Aim: Scan the entries below and extract each line with the word "this" in it.

Data for the task:
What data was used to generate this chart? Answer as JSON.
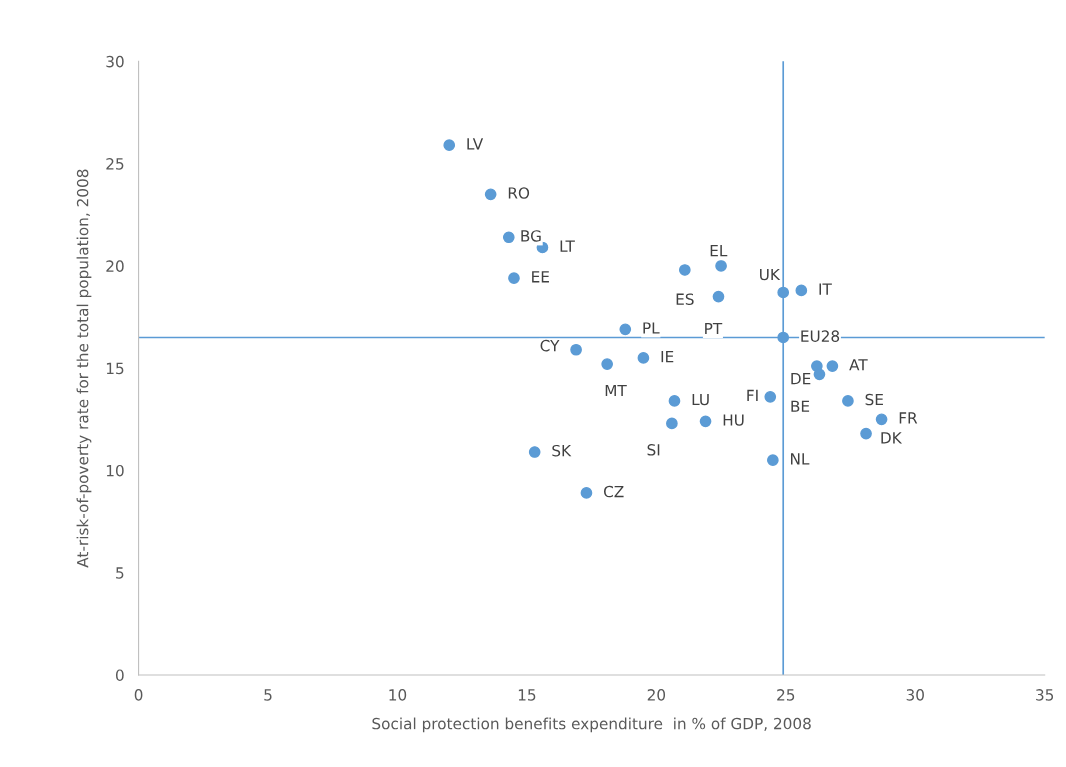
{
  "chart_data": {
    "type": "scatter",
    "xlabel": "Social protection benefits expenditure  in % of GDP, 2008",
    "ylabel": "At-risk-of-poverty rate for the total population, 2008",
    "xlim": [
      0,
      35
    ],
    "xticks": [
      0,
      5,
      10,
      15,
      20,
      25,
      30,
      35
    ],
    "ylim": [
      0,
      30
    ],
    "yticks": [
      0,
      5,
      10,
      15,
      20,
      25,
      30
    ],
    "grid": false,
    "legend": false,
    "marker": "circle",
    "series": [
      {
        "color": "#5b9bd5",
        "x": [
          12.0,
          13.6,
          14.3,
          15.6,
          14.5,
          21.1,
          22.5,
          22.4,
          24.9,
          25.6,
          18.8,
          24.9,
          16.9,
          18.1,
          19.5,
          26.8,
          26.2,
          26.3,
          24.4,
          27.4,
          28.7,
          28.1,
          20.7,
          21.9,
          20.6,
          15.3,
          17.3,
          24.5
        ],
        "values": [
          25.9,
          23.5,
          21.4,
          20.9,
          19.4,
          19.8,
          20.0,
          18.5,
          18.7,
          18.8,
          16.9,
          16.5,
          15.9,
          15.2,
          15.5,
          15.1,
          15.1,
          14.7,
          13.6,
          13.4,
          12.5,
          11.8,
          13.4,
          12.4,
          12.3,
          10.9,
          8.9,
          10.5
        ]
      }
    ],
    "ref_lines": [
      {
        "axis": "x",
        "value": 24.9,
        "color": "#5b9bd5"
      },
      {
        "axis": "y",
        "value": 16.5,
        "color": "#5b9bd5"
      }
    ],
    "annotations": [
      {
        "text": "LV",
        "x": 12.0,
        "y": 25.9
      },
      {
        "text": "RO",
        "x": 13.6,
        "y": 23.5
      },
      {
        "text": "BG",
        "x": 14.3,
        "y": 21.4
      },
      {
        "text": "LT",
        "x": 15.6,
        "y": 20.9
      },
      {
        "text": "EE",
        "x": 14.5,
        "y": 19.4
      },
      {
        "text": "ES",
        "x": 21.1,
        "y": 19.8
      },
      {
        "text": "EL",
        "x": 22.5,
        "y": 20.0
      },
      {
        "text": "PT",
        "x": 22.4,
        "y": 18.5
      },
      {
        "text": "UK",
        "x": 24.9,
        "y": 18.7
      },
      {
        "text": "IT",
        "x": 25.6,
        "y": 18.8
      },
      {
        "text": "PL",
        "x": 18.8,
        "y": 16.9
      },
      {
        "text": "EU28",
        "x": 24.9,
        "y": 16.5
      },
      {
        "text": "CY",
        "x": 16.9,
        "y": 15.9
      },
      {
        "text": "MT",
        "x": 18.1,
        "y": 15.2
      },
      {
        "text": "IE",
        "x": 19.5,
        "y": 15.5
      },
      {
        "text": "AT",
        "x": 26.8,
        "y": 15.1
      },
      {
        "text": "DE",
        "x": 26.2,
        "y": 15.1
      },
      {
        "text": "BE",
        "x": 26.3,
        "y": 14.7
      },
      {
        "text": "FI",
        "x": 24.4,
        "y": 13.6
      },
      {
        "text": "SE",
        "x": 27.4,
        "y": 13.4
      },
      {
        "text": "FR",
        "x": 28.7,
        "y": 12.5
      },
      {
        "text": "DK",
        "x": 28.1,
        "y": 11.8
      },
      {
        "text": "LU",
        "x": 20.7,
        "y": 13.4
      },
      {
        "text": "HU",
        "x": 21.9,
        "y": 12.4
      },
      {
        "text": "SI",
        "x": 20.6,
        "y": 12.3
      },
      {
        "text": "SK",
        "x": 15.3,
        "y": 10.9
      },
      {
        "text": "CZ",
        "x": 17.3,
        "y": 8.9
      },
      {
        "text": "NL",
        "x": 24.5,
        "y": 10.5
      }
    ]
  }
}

==

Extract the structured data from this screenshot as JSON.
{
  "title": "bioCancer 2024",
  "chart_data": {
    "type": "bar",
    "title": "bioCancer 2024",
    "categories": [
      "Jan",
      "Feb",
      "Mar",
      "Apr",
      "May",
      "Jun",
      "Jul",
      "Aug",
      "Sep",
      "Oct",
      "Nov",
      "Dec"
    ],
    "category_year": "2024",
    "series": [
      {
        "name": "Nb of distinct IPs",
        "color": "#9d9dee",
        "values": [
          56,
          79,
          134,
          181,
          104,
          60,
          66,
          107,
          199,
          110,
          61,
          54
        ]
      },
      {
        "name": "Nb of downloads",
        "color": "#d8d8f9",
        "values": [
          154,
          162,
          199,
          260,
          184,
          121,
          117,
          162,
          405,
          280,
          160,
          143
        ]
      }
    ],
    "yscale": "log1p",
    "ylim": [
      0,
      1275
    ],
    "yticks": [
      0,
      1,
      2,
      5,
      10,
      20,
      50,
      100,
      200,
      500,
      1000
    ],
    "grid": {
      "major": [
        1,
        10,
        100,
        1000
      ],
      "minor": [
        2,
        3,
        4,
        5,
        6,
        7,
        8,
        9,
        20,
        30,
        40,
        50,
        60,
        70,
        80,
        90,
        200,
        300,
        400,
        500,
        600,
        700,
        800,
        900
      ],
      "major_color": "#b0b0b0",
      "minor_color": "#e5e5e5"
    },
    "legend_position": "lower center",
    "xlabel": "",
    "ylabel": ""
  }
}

Exercise output:
What data was used to generate this chart? Answer as JSON.
Extract the structured data from this screenshot as JSON.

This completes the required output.